* WHAT NEEDS TO BE DONE
Exactly as written, retype the listing below, omitting the pictures.

* RECORDS TO USE
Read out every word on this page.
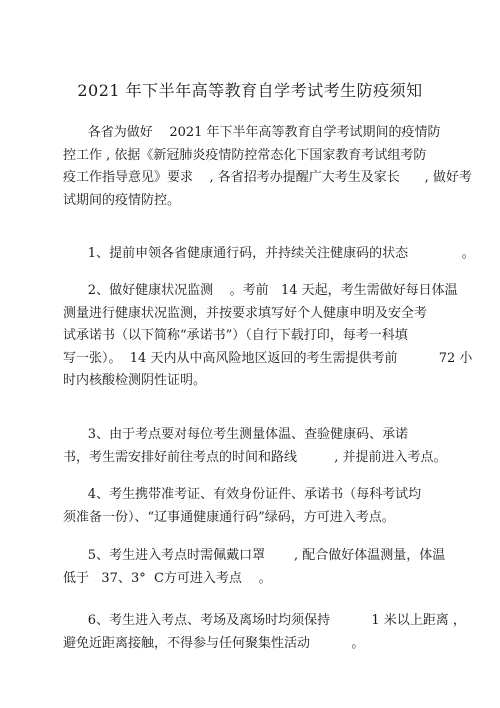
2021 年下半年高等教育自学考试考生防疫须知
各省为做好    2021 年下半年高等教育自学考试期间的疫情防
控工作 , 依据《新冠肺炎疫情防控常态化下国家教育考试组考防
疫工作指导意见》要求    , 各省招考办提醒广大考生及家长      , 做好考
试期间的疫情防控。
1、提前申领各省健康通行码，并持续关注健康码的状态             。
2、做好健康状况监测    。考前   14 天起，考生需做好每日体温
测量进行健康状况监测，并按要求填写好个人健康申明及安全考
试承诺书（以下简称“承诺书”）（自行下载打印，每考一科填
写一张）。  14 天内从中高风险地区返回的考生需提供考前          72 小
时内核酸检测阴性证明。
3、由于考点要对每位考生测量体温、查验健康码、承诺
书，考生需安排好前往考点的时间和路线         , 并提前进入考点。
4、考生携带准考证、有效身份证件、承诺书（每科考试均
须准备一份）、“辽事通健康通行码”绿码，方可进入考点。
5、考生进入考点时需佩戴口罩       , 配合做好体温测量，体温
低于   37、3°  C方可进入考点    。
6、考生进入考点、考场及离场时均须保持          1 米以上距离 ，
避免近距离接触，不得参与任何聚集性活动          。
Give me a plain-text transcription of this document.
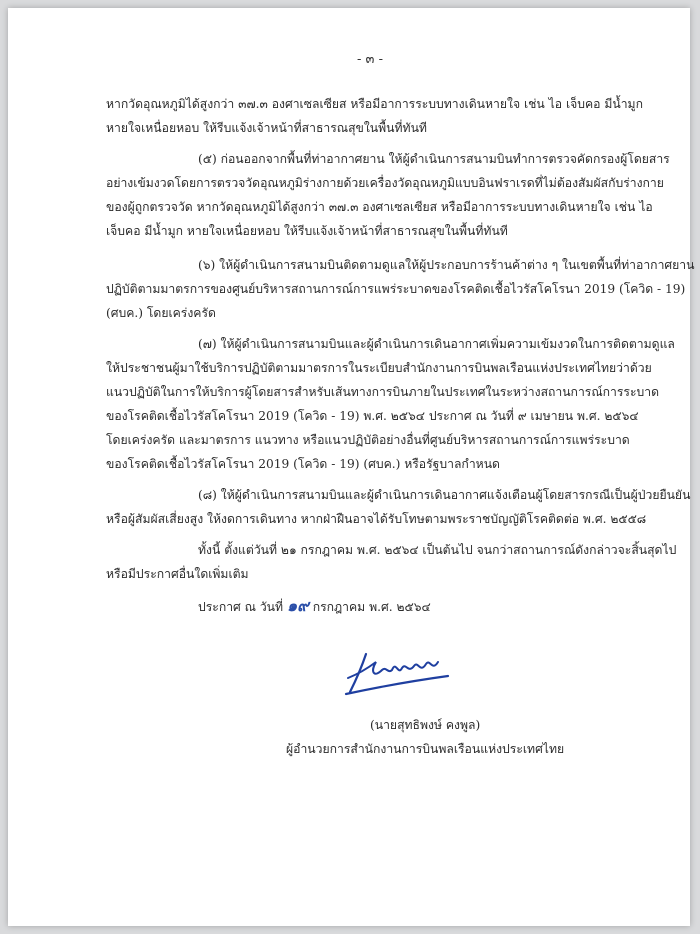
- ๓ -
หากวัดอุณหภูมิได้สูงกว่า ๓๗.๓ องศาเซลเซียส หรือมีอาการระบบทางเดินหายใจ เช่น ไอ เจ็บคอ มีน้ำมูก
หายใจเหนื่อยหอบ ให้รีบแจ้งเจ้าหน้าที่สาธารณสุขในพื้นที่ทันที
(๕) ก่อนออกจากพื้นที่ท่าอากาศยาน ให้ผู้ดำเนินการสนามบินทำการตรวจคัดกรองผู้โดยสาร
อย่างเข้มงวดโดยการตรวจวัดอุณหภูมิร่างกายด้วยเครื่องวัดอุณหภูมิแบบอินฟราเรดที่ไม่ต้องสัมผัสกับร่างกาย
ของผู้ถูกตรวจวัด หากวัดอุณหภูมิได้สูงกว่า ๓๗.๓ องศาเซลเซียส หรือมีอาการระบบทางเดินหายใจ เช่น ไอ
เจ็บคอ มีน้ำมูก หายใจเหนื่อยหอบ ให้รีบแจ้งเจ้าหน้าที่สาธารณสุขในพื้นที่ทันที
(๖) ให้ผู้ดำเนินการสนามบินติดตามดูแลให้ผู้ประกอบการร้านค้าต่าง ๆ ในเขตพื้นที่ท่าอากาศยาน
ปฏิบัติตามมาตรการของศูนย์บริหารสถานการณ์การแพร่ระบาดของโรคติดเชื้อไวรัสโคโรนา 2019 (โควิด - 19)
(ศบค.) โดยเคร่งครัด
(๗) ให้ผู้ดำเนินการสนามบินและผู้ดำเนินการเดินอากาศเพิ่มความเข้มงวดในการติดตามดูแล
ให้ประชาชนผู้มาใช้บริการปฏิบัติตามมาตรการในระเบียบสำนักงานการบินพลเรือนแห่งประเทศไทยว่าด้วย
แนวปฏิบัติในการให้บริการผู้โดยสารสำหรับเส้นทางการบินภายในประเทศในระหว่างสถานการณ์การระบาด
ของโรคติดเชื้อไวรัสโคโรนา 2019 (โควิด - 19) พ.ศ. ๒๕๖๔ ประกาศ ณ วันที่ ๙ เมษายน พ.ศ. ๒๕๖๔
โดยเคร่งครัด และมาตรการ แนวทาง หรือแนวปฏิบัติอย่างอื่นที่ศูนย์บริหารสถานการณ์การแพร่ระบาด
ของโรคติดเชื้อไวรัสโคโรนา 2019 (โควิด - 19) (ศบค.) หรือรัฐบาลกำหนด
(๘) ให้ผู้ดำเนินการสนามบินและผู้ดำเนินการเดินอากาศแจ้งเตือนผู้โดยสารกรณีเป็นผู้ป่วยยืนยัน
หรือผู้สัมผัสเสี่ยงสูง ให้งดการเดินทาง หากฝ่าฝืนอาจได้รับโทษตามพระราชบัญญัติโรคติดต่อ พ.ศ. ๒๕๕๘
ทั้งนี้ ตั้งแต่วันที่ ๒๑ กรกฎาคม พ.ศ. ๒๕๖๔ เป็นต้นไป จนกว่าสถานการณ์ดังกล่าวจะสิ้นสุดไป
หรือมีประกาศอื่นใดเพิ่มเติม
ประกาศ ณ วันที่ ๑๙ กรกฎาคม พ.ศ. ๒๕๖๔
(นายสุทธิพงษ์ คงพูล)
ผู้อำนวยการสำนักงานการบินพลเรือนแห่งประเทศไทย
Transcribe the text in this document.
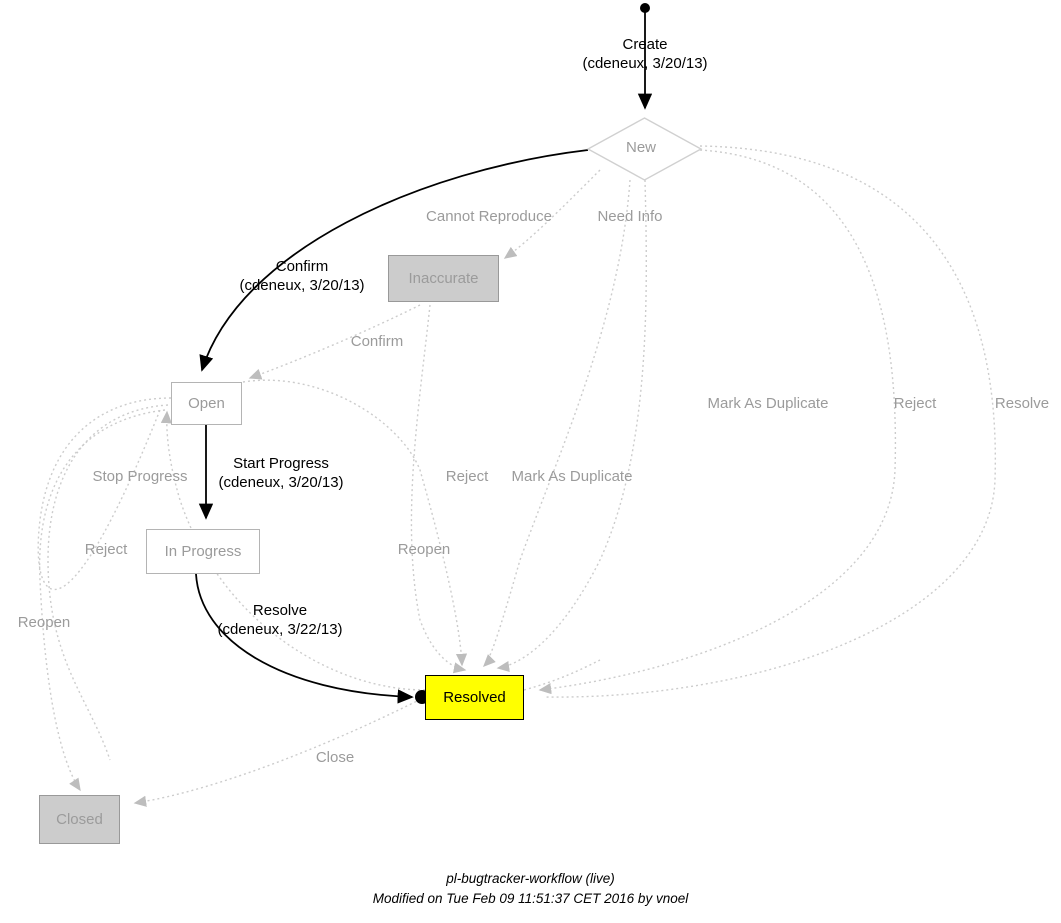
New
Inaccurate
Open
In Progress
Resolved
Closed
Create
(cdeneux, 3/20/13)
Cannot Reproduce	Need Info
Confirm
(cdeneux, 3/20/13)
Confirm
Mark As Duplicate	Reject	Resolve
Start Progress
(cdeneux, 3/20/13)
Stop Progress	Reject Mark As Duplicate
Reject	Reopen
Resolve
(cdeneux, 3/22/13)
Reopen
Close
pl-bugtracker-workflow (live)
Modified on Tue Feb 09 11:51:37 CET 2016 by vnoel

* SOLVED EXERCISE
Read out every word on this page.
2021 年下半年高等教育自学考试考生防疫须知
各省为做好    2021 年下半年高等教育自学考试期间的疫情防
控工作 , 依据《新冠肺炎疫情防控常态化下国家教育考试组考防
疫工作指导意见》要求    , 各省招考办提醒广大考生及家长      , 做好考
试期间的疫情防控。
1、提前申领各省健康通行码，并持续关注健康码的状态             。
2、做好健康状况监测    。考前   14 天起，考生需做好每日体温
测量进行健康状况监测，并按要求填写好个人健康申明及安全考
试承诺书（以下简称“承诺书”）（自行下载打印，每考一科填
写一张）。  14 天内从中高风险地区返回的考生需提供考前          72 小
时内核酸检测阴性证明。
3、由于考点要对每位考生测量体温、查验健康码、承诺
书，考生需安排好前往考点的时间和路线         , 并提前进入考点。
4、考生携带准考证、有效身份证件、承诺书（每科考试均
须准备一份）、“辽事通健康通行码”绿码，方可进入考点。
5、考生进入考点时需佩戴口罩       , 配合做好体温测量，体温
低于   37、3°  C方可进入考点    。
6、考生进入考点、考场及离场时均须保持          1 米以上距离 ，
避免近距离接触，不得参与任何聚集性活动          。
Give me a plain-text transcription of this document.
- ๓ -
หากวัดอุณหภูมิได้สูงกว่า ๓๗.๓ องศาเซลเซียส หรือมีอาการระบบทางเดินหายใจ เช่น ไอ เจ็บคอ มีน้ำมูก
หายใจเหนื่อยหอบ ให้รีบแจ้งเจ้าหน้าที่สาธารณสุขในพื้นที่ทันที
(๕) ก่อนออกจากพื้นที่ท่าอากาศยาน ให้ผู้ดำเนินการสนามบินทำการตรวจคัดกรองผู้โดยสาร
อย่างเข้มงวดโดยการตรวจวัดอุณหภูมิร่างกายด้วยเครื่องวัดอุณหภูมิแบบอินฟราเรดที่ไม่ต้องสัมผัสกับร่างกาย
ของผู้ถูกตรวจวัด หากวัดอุณหภูมิได้สูงกว่า ๓๗.๓ องศาเซลเซียส หรือมีอาการระบบทางเดินหายใจ เช่น ไอ
เจ็บคอ มีน้ำมูก หายใจเหนื่อยหอบ ให้รีบแจ้งเจ้าหน้าที่สาธารณสุขในพื้นที่ทันที
(๖) ให้ผู้ดำเนินการสนามบินติดตามดูแลให้ผู้ประกอบการร้านค้าต่าง ๆ ในเขตพื้นที่ท่าอากาศยาน
ปฏิบัติตามมาตรการของศูนย์บริหารสถานการณ์การแพร่ระบาดของโรคติดเชื้อไวรัสโคโรนา 2019 (โควิด - 19)
(ศบค.) โดยเคร่งครัด
(๗) ให้ผู้ดำเนินการสนามบินและผู้ดำเนินการเดินอากาศเพิ่มความเข้มงวดในการติดตามดูแล
ให้ประชาชนผู้มาใช้บริการปฏิบัติตามมาตรการในระเบียบสำนักงานการบินพลเรือนแห่งประเทศไทยว่าด้วย
แนวปฏิบัติในการให้บริการผู้โดยสารสำหรับเส้นทางการบินภายในประเทศในระหว่างสถานการณ์การระบาด
ของโรคติดเชื้อไวรัสโคโรนา 2019 (โควิด - 19) พ.ศ. ๒๕๖๔ ประกาศ ณ วันที่ ๙ เมษายน พ.ศ. ๒๕๖๔
โดยเคร่งครัด และมาตรการ แนวทาง หรือแนวปฏิบัติอย่างอื่นที่ศูนย์บริหารสถานการณ์การแพร่ระบาด
ของโรคติดเชื้อไวรัสโคโรนา 2019 (โควิด - 19) (ศบค.) หรือรัฐบาลกำหนด
(๘) ให้ผู้ดำเนินการสนามบินและผู้ดำเนินการเดินอากาศแจ้งเตือนผู้โดยสารกรณีเป็นผู้ป่วยยืนยัน
หรือผู้สัมผัสเสี่ยงสูง ให้งดการเดินทาง หากฝ่าฝืนอาจได้รับโทษตามพระราชบัญญัติโรคติดต่อ พ.ศ. ๒๕๕๘
ทั้งนี้ ตั้งแต่วันที่ ๒๑ กรกฎาคม พ.ศ. ๒๕๖๔ เป็นต้นไป จนกว่าสถานการณ์ดังกล่าวจะสิ้นสุดไป
หรือมีประกาศอื่นใดเพิ่มเติม
ประกาศ ณ วันที่ ๑๙ กรกฎาคม พ.ศ. ๒๕๖๔
(นายสุทธิพงษ์ คงพูล)
ผู้อำนวยการสำนักงานการบินพลเรือนแห่งประเทศไทย
Transcribe the text in this document.
New
Inaccurate
Open
In Progress
Resolved
Closed
Create
(cdeneux, 3/20/13)
Cannot Reproduce	Need Info
Confirm
(cdeneux, 3/20/13)
Confirm
Mark As Duplicate	Reject	Resolve
Start Progress
(cdeneux, 3/20/13)
Stop Progress	Reject Mark As Duplicate
Reject	Reopen
Resolve
(cdeneux, 3/22/13)
Reopen
Close
pl-bugtracker-workflow (live)
Modified on Tue Feb 09 11:51:37 CET 2016 by vnoel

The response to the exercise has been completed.